The Passionate Pilgrim 1.6: Rosalind

Among the great theatrical innovations, Rosalind in As You Like It has to be considered one of the most significant.

She is very simply the greatest female role written by the greatest poet of the Elizabethan age. There is very little in all of Western literature that precedes her significance. The Wife of Bath comes to mind. Other than that, it is difficult to compare her to any other character of her sex who has so much independence, so much intelligence and so much strength.

Rosalind. From As you Like It. Booklovers Edition. (1901)
Rosalind. From As you Like It. Booklovers Edition. (1901)

Dante’s Beatrice is more an ideal than a reality. Euripdes’ Medea is more a vengeful avatar than an actual individual. It would not be until the nineteenth century that women took center stage in Western drama again.

One of the most interesting things about Rosalind is that, despite having been unfairly disgraced and being forced to flee in disguise to protect herself, she appears to be somehow released. In fact, regardless of her difficulties, she actually seems to be enjoying her status as an exile.

□ □ □ □

• **JOBS**:
[1] In the text on Rosalind, which earlier literary character is the one that comes to mind as preceding her significance?
[2] Carry the text on Rosalind forward from its final sentence.

• **DATASET EXCERPT**:
□ □ □ □

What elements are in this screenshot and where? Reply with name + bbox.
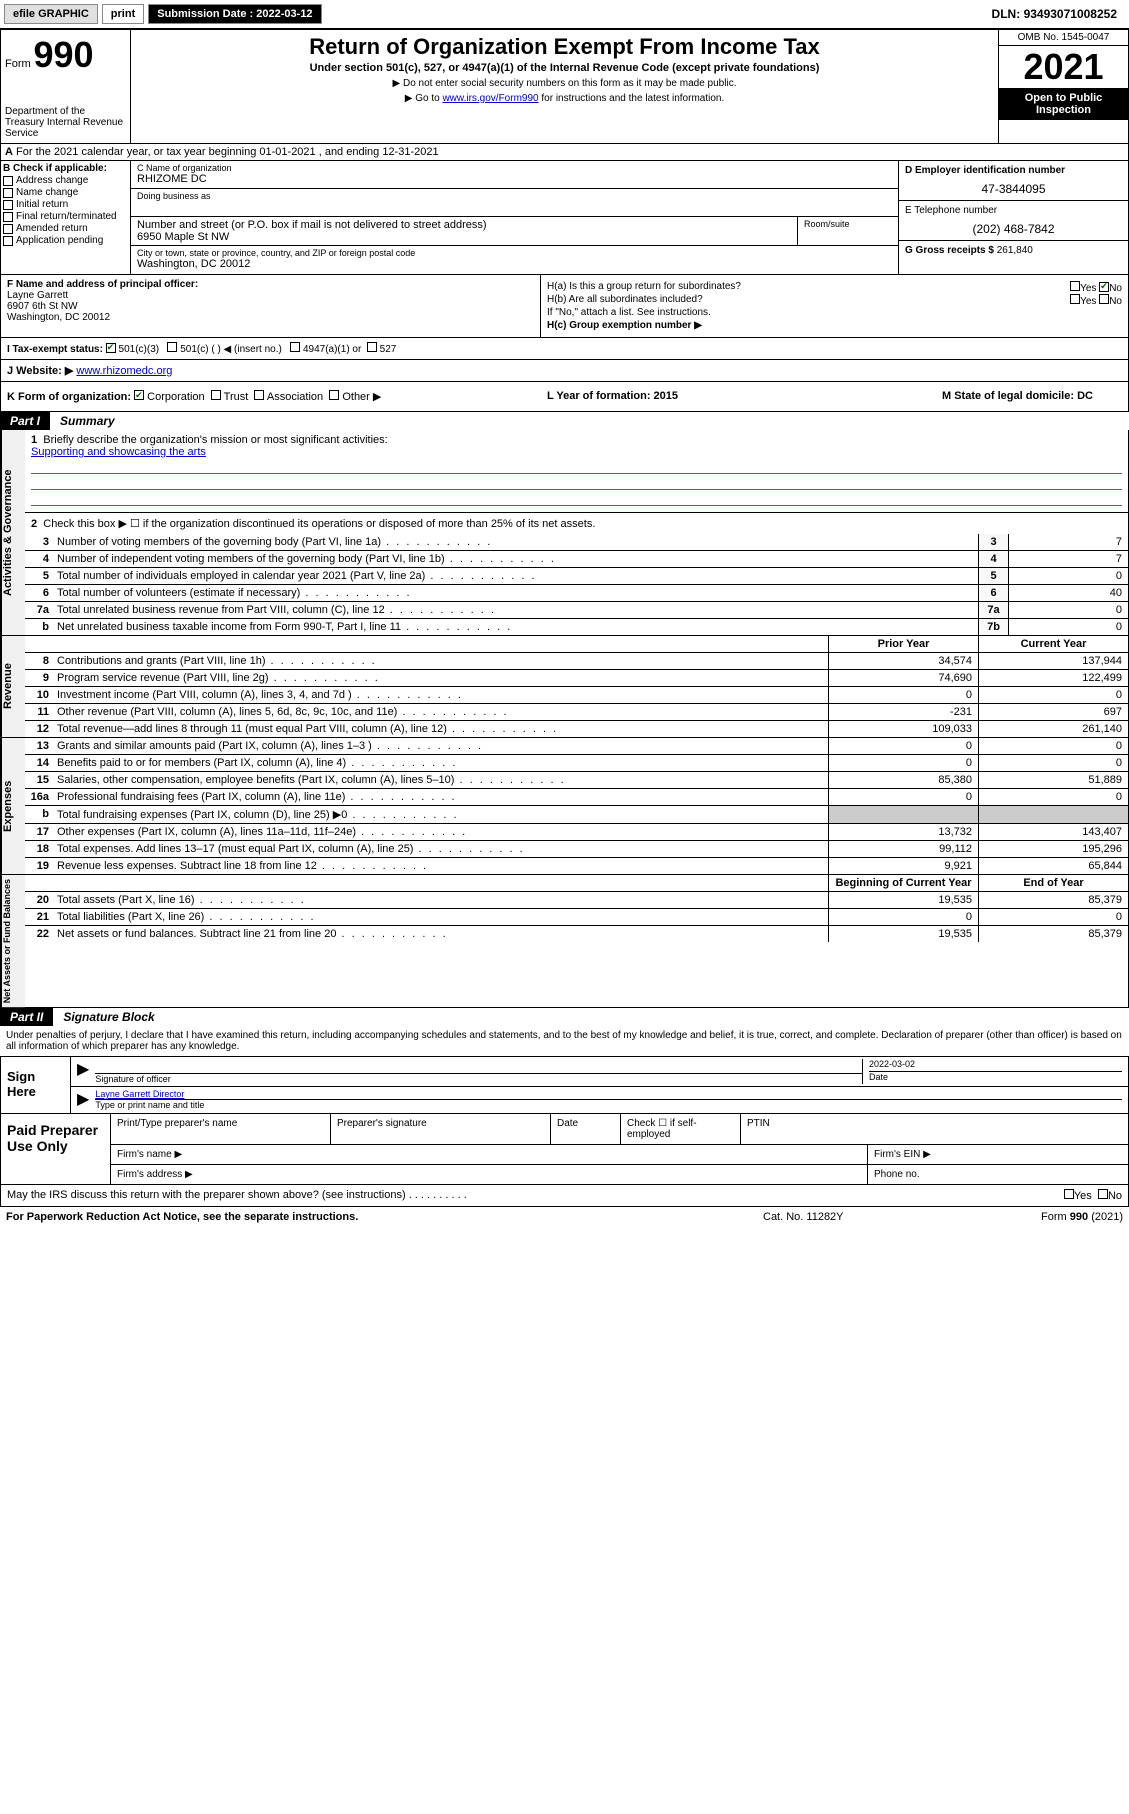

□ □ □ □

• **ANSWERS TO EACH TASK**:
[1] The Wife of Bath.

[2]
Rosalind is obviously more intelligent than every other person she encounters onstage. This includes the people who have exiled her. But, she never acts against any of them directly. Instead, she respects them and displays compassion, especially in the face of their flaws.

Rosalind is easily the most independent actor in As You Like It. She moves at will. No one can prevent her. The action of the play is only delayed by her own inhibition. Once she decides to focus her energy on Orlando there is no stopping her.

Fundamentally, Rosalind is a realist. For all the romanticism of her interest in Orlando, she is not so foolish as to see in him more than a boy wonder. Orlando, like most of his kin, will never rise to Rosalind’s intellectual heights and she does not love him the less for that. For Rosalind, Orlando is a substantially good match, the best of his breed, and no one is more delighted with the opportunity to put aside pretence than she is. For Rosalind, love play is both a serious business and a pleasure. She delights in teasing, but not unfairly.

Of course, she has the advantage; she has already decided on her match. Orlando, on the other hand, has the very awkward problem of divining not only her intentions but his own previously uncomprehended desires as well. The fact that this makes him that much more charming to Rosalind does not help him in the least.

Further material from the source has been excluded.